== LISTING ==

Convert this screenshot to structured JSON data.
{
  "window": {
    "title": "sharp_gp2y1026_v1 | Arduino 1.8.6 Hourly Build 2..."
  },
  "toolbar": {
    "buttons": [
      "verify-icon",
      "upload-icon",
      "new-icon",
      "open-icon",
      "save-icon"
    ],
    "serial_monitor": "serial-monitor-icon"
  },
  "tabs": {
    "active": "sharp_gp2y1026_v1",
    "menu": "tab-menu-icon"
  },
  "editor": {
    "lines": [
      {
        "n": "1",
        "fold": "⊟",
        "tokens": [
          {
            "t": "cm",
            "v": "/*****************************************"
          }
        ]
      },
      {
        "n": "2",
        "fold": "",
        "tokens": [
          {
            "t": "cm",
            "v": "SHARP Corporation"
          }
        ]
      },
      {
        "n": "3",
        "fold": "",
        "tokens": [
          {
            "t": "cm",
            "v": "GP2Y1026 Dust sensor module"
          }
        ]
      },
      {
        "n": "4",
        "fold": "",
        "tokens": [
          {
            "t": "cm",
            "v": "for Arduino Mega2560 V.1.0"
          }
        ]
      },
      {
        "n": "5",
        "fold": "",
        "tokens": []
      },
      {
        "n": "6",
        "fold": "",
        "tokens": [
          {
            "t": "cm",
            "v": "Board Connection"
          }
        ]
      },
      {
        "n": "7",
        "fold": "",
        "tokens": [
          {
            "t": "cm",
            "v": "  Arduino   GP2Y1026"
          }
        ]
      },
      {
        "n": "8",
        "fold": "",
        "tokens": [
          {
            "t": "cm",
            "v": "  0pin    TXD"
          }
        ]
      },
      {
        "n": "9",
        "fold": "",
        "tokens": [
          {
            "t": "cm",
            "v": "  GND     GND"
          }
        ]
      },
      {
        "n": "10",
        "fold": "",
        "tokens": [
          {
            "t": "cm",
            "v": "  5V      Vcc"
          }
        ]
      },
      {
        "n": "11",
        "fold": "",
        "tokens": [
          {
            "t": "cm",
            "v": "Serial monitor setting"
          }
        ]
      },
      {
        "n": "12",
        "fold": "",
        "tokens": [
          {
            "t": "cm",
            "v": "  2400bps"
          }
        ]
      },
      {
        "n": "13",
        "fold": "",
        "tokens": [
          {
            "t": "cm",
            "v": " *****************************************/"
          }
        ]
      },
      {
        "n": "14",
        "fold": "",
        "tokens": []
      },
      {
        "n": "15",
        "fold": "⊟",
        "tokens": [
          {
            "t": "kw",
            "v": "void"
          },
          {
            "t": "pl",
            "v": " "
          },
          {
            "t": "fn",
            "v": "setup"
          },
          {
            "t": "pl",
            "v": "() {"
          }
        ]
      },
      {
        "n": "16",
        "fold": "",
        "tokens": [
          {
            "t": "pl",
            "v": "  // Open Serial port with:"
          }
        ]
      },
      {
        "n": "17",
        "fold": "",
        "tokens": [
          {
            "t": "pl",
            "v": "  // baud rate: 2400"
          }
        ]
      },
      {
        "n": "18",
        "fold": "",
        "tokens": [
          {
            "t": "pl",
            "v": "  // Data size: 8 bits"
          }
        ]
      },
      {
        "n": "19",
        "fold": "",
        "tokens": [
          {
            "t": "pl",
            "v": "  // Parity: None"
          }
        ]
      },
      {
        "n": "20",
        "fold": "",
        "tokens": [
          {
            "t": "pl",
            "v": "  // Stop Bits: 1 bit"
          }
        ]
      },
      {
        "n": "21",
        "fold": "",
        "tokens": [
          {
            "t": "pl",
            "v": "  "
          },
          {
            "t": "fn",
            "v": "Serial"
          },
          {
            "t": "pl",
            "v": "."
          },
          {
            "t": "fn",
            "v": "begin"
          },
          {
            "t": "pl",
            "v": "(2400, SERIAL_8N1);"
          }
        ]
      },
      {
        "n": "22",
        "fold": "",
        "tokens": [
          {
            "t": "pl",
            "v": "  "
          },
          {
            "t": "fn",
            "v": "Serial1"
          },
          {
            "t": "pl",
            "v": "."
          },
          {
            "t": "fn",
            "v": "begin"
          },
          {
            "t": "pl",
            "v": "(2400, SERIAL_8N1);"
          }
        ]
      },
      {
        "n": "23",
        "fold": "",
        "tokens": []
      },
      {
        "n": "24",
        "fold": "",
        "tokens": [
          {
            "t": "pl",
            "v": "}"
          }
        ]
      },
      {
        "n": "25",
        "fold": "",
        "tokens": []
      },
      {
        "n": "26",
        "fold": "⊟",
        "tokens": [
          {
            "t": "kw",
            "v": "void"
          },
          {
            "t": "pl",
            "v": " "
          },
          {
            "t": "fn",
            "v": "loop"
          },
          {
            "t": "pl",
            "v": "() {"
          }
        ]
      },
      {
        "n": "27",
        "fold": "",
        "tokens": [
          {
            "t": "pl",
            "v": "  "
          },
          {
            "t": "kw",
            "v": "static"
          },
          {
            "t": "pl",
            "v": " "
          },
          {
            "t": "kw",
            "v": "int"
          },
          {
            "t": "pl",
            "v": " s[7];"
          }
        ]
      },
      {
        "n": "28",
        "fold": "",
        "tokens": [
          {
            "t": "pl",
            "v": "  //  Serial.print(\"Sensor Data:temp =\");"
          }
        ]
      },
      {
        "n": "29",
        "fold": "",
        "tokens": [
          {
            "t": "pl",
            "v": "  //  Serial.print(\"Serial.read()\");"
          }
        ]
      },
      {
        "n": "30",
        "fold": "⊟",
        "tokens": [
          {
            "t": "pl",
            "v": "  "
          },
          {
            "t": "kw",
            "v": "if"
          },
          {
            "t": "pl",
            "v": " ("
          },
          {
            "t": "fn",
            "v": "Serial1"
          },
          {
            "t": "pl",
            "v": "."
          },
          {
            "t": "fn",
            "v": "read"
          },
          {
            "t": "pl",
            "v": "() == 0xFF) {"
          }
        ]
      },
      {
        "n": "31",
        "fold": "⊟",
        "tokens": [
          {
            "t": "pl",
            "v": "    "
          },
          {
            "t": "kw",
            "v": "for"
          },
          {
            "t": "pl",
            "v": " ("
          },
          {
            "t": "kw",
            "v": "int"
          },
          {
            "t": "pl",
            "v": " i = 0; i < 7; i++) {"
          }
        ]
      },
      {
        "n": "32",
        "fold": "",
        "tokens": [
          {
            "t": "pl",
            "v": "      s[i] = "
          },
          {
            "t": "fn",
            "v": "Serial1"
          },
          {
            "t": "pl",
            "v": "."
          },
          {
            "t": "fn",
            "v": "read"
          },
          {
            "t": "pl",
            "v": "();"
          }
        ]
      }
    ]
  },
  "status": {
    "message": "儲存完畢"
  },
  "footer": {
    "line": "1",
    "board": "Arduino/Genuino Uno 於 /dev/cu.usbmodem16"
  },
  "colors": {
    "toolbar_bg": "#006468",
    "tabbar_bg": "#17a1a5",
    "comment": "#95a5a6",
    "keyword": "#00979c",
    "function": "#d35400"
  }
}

===

## GOAL:
Reproduce each line verbatim.

## RESULT:
Convert this screenshot to structured JSON data.
{
  "window": {
    "title": "sharp_gp2y1026_v1 | Arduino 1.8.6 Hourly Build 2..."
  },
  "toolbar": {
    "buttons": [
      "verify-icon",
      "upload-icon",
      "new-icon",
      "open-icon",
      "save-icon"
    ],
    "serial_monitor": "serial-monitor-icon"
  },
  "tabs": {
    "active": "sharp_gp2y1026_v1",
    "menu": "tab-menu-icon"
  },
  "editor": {
    "lines": [
      {
        "n": "1",
        "fold": "⊟",
        "tokens": [
          {
            "t": "cm",
            "v": "/*****************************************"
          }
        ]
      },
      {
        "n": "2",
        "fold": "",
        "tokens": [
          {
            "t": "cm",
            "v": "SHARP Corporation"
          }
        ]
      },
      {
        "n": "3",
        "fold": "",
        "tokens": [
          {
            "t": "cm",
            "v": "GP2Y1026 Dust sensor module"
          }
        ]
      },
      {
        "n": "4",
        "fold": "",
        "tokens": [
          {
            "t": "cm",
            "v": "for Arduino Mega2560 V.1.0"
          }
        ]
      },
      {
        "n": "5",
        "fold": "",
        "tokens": []
      },
      {
        "n": "6",
        "fold": "",
        "tokens": [
          {
            "t": "cm",
            "v": "Board Connection"
          }
        ]
      },
      {
        "n": "7",
        "fold": "",
        "tokens": [
          {
            "t": "cm",
            "v": "  Arduino   GP2Y1026"
          }
        ]
      },
      {
        "n": "8",
        "fold": "",
        "tokens": [
          {
            "t": "cm",
            "v": "  0pin    TXD"
          }
        ]
      },
      {
        "n": "9",
        "fold": "",
        "tokens": [
          {
            "t": "cm",
            "v": "  GND     GND"
          }
        ]
      },
      {
        "n": "10",
        "fold": "",
        "tokens": [
          {
            "t": "cm",
            "v": "  5V      Vcc"
          }
        ]
      },
      {
        "n": "11",
        "fold": "",
        "tokens": [
          {
            "t": "cm",
            "v": "Serial monitor setting"
          }
        ]
      },
      {
        "n": "12",
        "fold": "",
        "tokens": [
          {
            "t": "cm",
            "v": "  2400bps"
          }
        ]
      },
      {
        "n": "13",
        "fold": "",
        "tokens": [
          {
            "t": "cm",
            "v": " *****************************************/"
          }
        ]
      },
      {
        "n": "14",
        "fold": "",
        "tokens": []
      },
      {
        "n": "15",
        "fold": "⊟",
        "tokens": [
          {
            "t": "kw",
            "v": "void"
          },
          {
            "t": "pl",
            "v": " "
          },
          {
            "t": "fn",
            "v": "setup"
          },
          {
            "t": "pl",
            "v": "() {"
          }
        ]
      },
      {
        "n": "16",
        "fold": "",
        "tokens": [
          {
            "t": "pl",
            "v": "  // Open Serial port with:"
          }
        ]
      },
      {
        "n": "17",
        "fold": "",
        "tokens": [
          {
            "t": "pl",
            "v": "  // baud rate: 2400"
          }
        ]
      },
      {
        "n": "18",
        "fold": "",
        "tokens": [
          {
            "t": "pl",
            "v": "  // Data size: 8 bits"
          }
        ]
      },
      {
        "n": "19",
        "fold": "",
        "tokens": [
          {
            "t": "pl",
            "v": "  // Parity: None"
          }
        ]
      },
      {
        "n": "20",
        "fold": "",
        "tokens": [
          {
            "t": "pl",
            "v": "  // Stop Bits: 1 bit"
          }
        ]
      },
      {
        "n": "21",
        "fold": "",
        "tokens": [
          {
            "t": "pl",
            "v": "  "
          },
          {
            "t": "fn",
            "v": "Serial"
          },
          {
            "t": "pl",
            "v": "."
          },
          {
            "t": "fn",
            "v": "begin"
          },
          {
            "t": "pl",
            "v": "(2400, SERIAL_8N1);"
          }
        ]
      },
      {
        "n": "22",
        "fold": "",
        "tokens": [
          {
            "t": "pl",
            "v": "  "
          },
          {
            "t": "fn",
            "v": "Serial1"
          },
          {
            "t": "pl",
            "v": "."
          },
          {
            "t": "fn",
            "v": "begin"
          },
          {
            "t": "pl",
            "v": "(2400, SERIAL_8N1);"
          }
        ]
      },
      {
        "n": "23",
        "fold": "",
        "tokens": []
      },
      {
        "n": "24",
        "fold": "",
        "tokens": [
          {
            "t": "pl",
            "v": "}"
          }
        ]
      },
      {
        "n": "25",
        "fold": "",
        "tokens": []
      },
      {
        "n": "26",
        "fold": "⊟",
        "tokens": [
          {
            "t": "kw",
            "v": "void"
          },
          {
            "t": "pl",
            "v": " "
          },
          {
            "t": "fn",
            "v": "loop"
          },
          {
            "t": "pl",
            "v": "() {"
          }
        ]
      },
      {
        "n": "27",
        "fold": "",
        "tokens": [
          {
            "t": "pl",
            "v": "  "
          },
          {
            "t": "kw",
            "v": "static"
          },
          {
            "t": "pl",
            "v": " "
          },
          {
            "t": "kw",
            "v": "int"
          },
          {
            "t": "pl",
            "v": " s[7];"
          }
        ]
      },
      {
        "n": "28",
        "fold": "",
        "tokens": [
          {
            "t": "pl",
            "v": "  //  Serial.print(\"Sensor Data:temp =\");"
          }
        ]
      },
      {
        "n": "29",
        "fold": "",
        "tokens": [
          {
            "t": "pl",
            "v": "  //  Serial.print(\"Serial.read()\");"
          }
        ]
      },
      {
        "n": "30",
        "fold": "⊟",
        "tokens": [
          {
            "t": "pl",
            "v": "  "
          },
          {
            "t": "kw",
            "v": "if"
          },
          {
            "t": "pl",
            "v": " ("
          },
          {
            "t": "fn",
            "v": "Serial1"
          },
          {
            "t": "pl",
            "v": "."
          },
          {
            "t": "fn",
            "v": "read"
          },
          {
            "t": "pl",
            "v": "() == 0xFF) {"
          }
        ]
      },
      {
        "n": "31",
        "fold": "⊟",
        "tokens": [
          {
            "t": "pl",
            "v": "    "
          },
          {
            "t": "kw",
            "v": "for"
          },
          {
            "t": "pl",
            "v": " ("
          },
          {
            "t": "kw",
            "v": "int"
          },
          {
            "t": "pl",
            "v": " i = 0; i < 7; i++) {"
          }
        ]
      },
      {
        "n": "32",
        "fold": "",
        "tokens": [
          {
            "t": "pl",
            "v": "      s[i] = "
          },
          {
            "t": "fn",
            "v": "Serial1"
          },
          {
            "t": "pl",
            "v": "."
          },
          {
            "t": "fn",
            "v": "read"
          },
          {
            "t": "pl",
            "v": "();"
          }
        ]
      }
    ]
  },
  "status": {
    "message": "儲存完畢"
  },
  "footer": {
    "line": "1",
    "board": "Arduino/Genuino Uno 於 /dev/cu.usbmodem16"
  },
  "colors": {
    "toolbar_bg": "#006468",
    "tabbar_bg": "#17a1a5",
    "comment": "#95a5a6",
    "keyword": "#00979c",
    "function": "#d35400"
  }
}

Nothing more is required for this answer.